Exercise aim: Quote every line of the data below as it stands, omitting pictures.

Material to process:

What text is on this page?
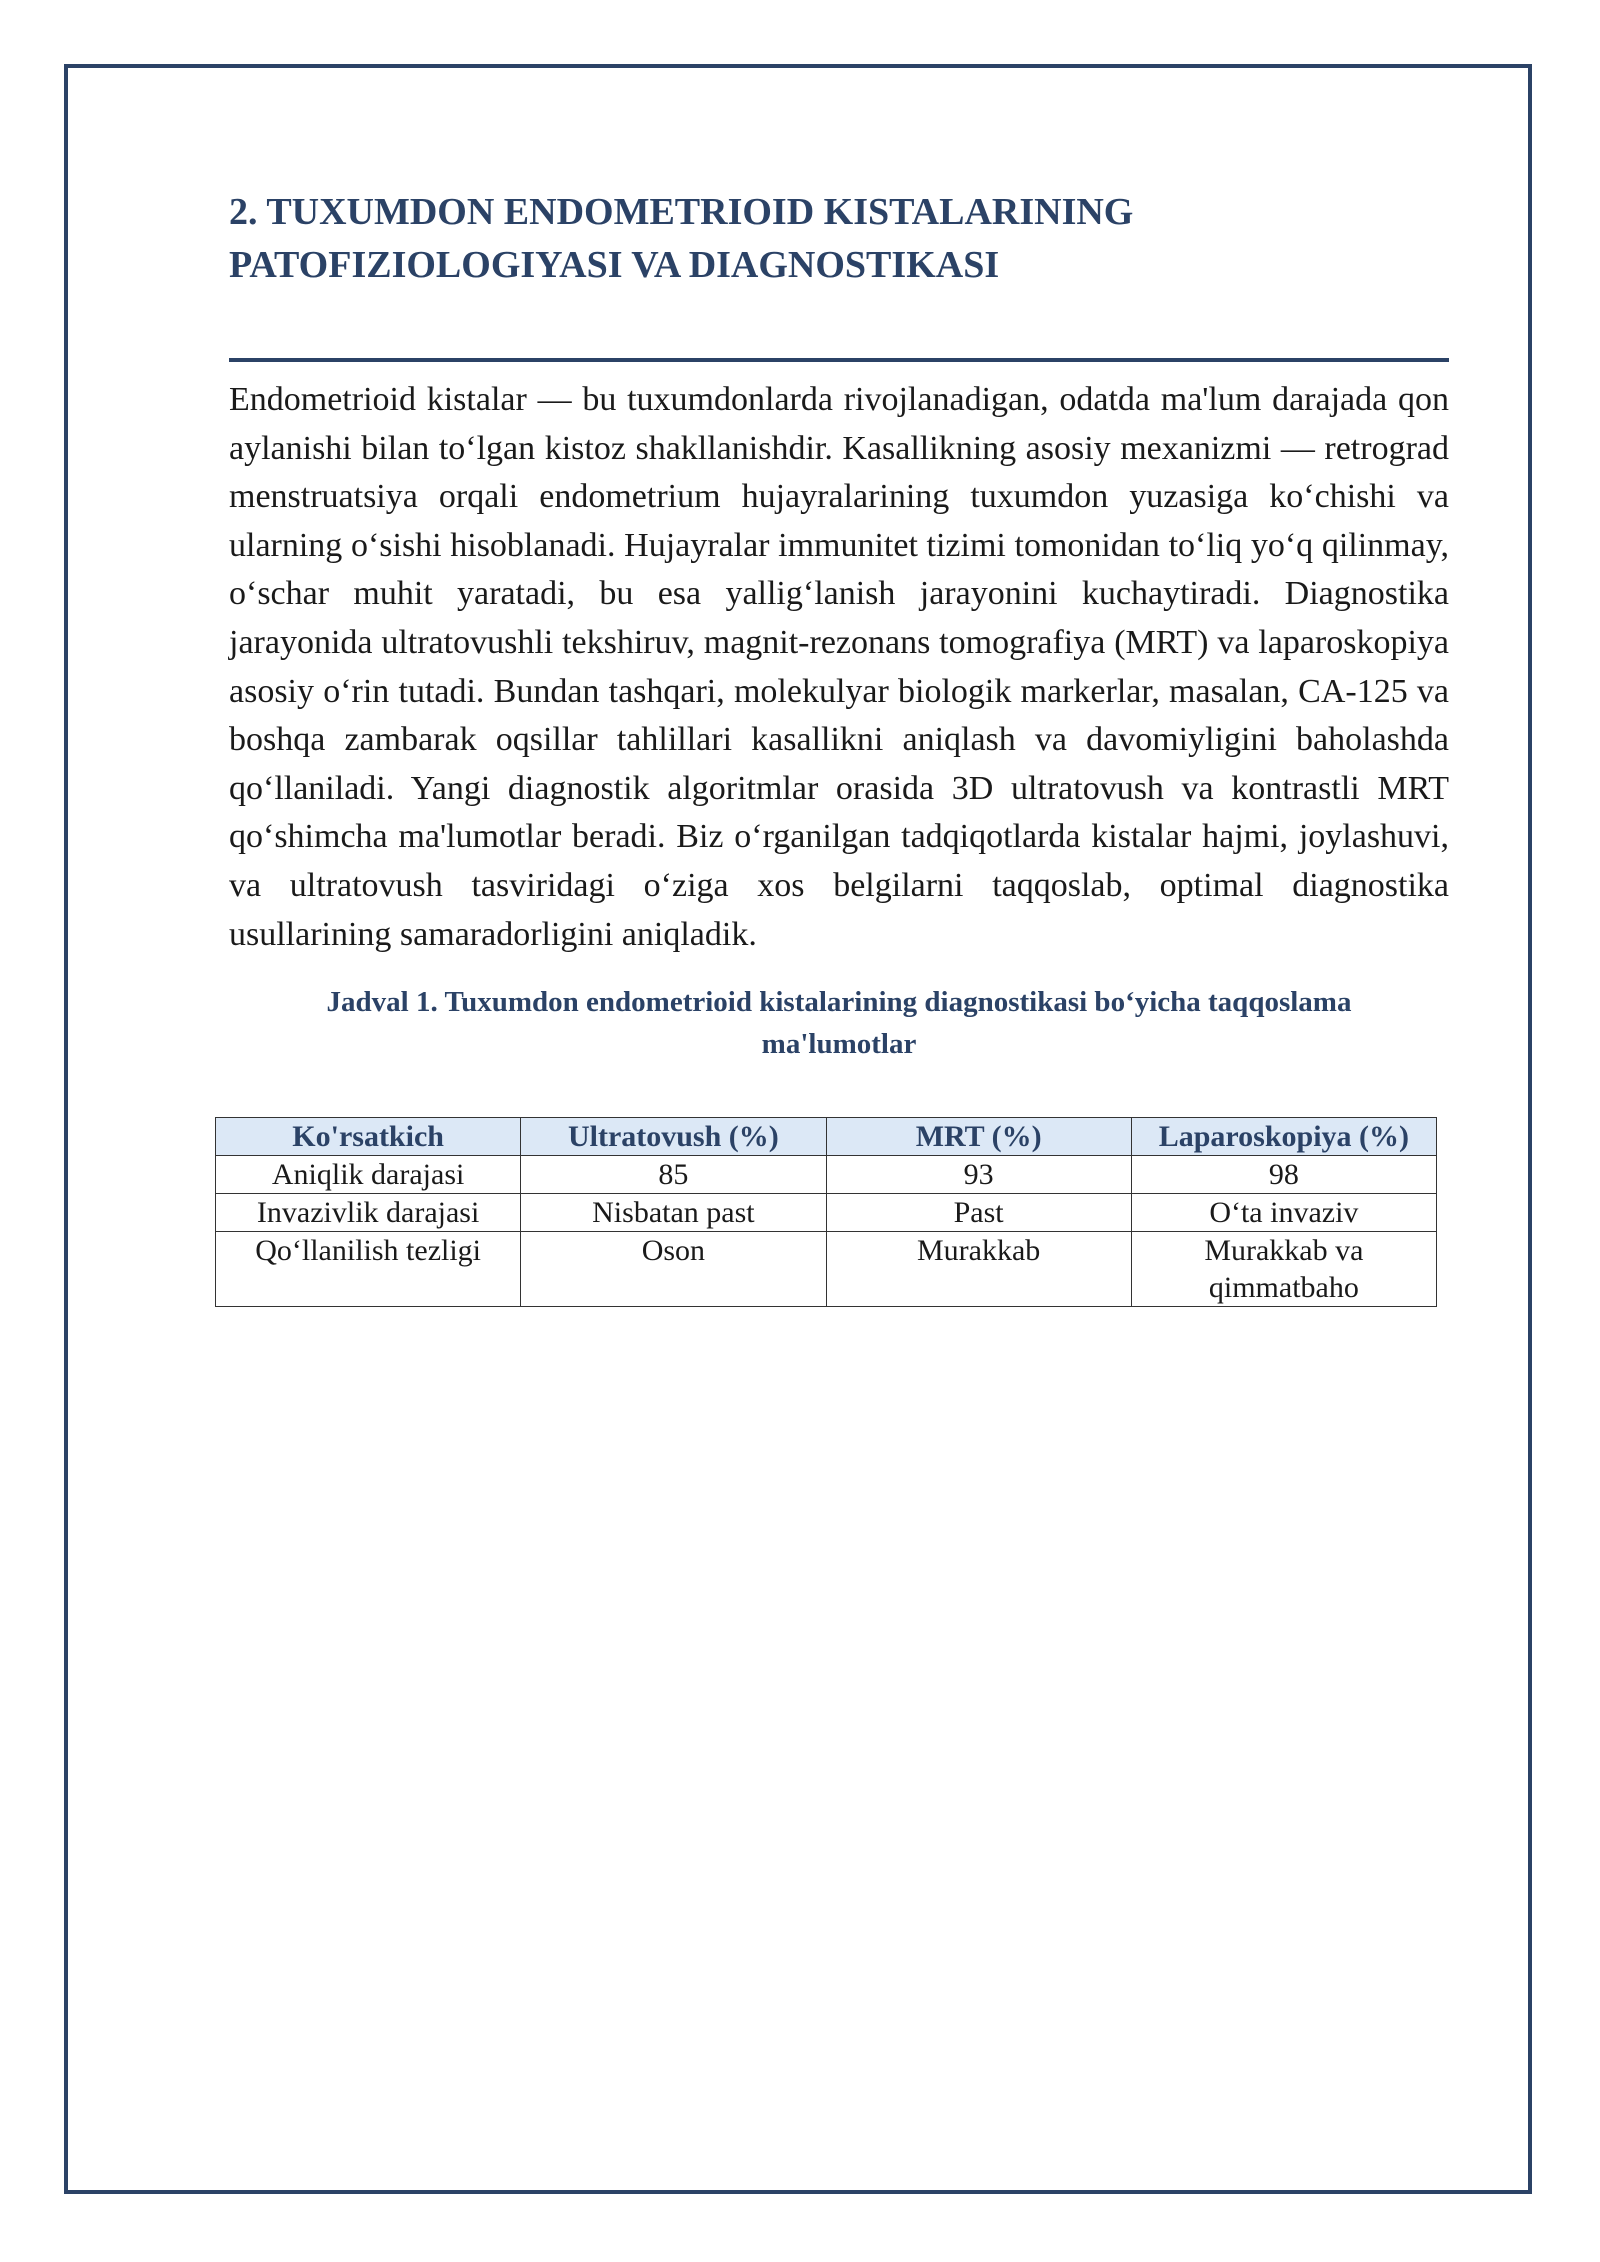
2. TUXUMDON ENDOMETRIOID KISTALARINING
PATOFIZIOLOGIYASI VA DIAGNOSTIKASI

Endometrioid kistalar — bu tuxumdonlarda rivojlanadigan, odatda ma'lum darajada qon aylanishi bilan to‘lgan kistoz shakllanishdir. Kasallikning asosiy mexanizmi — retrograd menstruatsiya orqali endometrium hujayralarining tuxumdon yuzasiga ko‘chishi va ularning o‘sishi hisoblanadi. Hujayralar immunitet tizimi tomonidan to‘liq yo‘q qilinmay, o‘schar muhit yaratadi, bu esa yallig‘lanish jarayonini kuchaytiradi. Diagnostika jarayonida ultratovushli tekshiruv, magnit-rezonans tomografiya (MRT) va laparoskopiya asosiy o‘rin tutadi. Bundan tashqari, molekulyar biologik markerlar, masalan, CA-125 va boshqa zambarak oqsillar tahlillari kasallikni aniqlash va davomiyligini baholashda qo‘llaniladi. Yangi diagnostik algoritmlar orasida 3D ultratovush va kontrastli MRT qo‘shimcha ma'lumotlar beradi. Biz o‘rganilgan tadqiqotlarda kistalar hajmi, joylashuvi, va ultratovush tasviridagi o‘ziga xos belgilarni taqqoslab, optimal diagnostika usullarining samaradorligini aniqladik.

Jadval 1. Tuxumdon endometrioid kistalarining diagnostikasi bo‘yicha taqqoslama
ma'lumotlar
Ko'rsatkich	Ultratovush (%)	MRT (%)	Laparoskopiya (%)
Aniqlik darajasi	85	93	98
Invazivlik darajasi	Nisbatan past	Past	O‘ta invaziv
Qo‘llanilish tezligi	Oson	Murakkab	Murakkab va qimmatbaho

Written answer:
What text is on this page?
2. TUXUMDON ENDOMETRIOID KISTALARINING
PATOFIZIOLOGIYASI VA DIAGNOSTIKASI

Endometrioid kistalar — bu tuxumdonlarda rivojlanadigan, odatda ma'lum darajada qon aylanishi bilan to‘lgan kistoz shakllanishdir. Kasallikning asosiy mexanizmi — retrograd menstruatsiya orqali endometrium hujayralarining tuxumdon yuzasiga ko‘chishi va ularning o‘sishi hisoblanadi. Hujayralar immunitet tizimi tomonidan to‘liq yo‘q qilinmay, o‘schar muhit yaratadi, bu esa yallig‘lanish jarayonini kuchaytiradi. Diagnostika jarayonida ultratovushli tekshiruv, magnit-rezonans tomografiya (MRT) va laparoskopiya asosiy o‘rin tutadi. Bundan tashqari, molekulyar biologik markerlar, masalan, CA-125 va boshqa zambarak oqsillar tahlillari kasallikni aniqlash va davomiyligini baholashda qo‘llaniladi. Yangi diagnostik algoritmlar orasida 3D ultratovush va kontrastli MRT qo‘shimcha ma'lumotlar beradi. Biz o‘rganilgan tadqiqotlarda kistalar hajmi, joylashuvi, va ultratovush tasviridagi o‘ziga xos belgilarni taqqoslab, optimal diagnostika usullarining samaradorligini aniqladik.

Jadval 1. Tuxumdon endometrioid kistalarining diagnostikasi bo‘yicha taqqoslama
ma'lumotlar
Ko'rsatkich	Ultratovush (%)	MRT (%)	Laparoskopiya (%)
Aniqlik darajasi	85	93	98
Invazivlik darajasi	Nisbatan past	Past	O‘ta invaziv
Qo‘llanilish tezligi	Oson	Murakkab	Murakkab va qimmatbaho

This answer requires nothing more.